Stated problem: Please report every line from the material that contains the word "title".

Supplied records:
####

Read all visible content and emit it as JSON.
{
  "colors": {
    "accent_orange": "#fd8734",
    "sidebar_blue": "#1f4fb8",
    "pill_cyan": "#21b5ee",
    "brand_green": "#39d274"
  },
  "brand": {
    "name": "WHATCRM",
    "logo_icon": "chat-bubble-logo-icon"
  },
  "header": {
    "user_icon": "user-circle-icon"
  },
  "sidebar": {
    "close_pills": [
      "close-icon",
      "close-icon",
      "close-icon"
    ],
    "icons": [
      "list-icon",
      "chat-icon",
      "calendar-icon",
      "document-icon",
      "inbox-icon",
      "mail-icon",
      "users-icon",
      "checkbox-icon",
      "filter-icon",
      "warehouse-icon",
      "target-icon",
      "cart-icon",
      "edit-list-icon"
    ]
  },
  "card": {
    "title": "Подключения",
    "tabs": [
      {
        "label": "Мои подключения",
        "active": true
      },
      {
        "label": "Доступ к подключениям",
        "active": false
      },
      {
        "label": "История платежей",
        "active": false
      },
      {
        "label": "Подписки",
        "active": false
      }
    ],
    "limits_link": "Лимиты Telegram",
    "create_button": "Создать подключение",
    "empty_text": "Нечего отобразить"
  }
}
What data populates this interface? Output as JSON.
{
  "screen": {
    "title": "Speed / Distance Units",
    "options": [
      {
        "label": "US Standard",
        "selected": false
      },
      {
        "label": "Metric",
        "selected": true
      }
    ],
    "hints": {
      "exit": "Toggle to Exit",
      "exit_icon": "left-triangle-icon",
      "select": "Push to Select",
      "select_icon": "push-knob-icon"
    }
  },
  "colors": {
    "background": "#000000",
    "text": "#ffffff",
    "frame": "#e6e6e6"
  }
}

####

Answer below:
    "title": "Подключения",
    "title": "Speed / Distance Units",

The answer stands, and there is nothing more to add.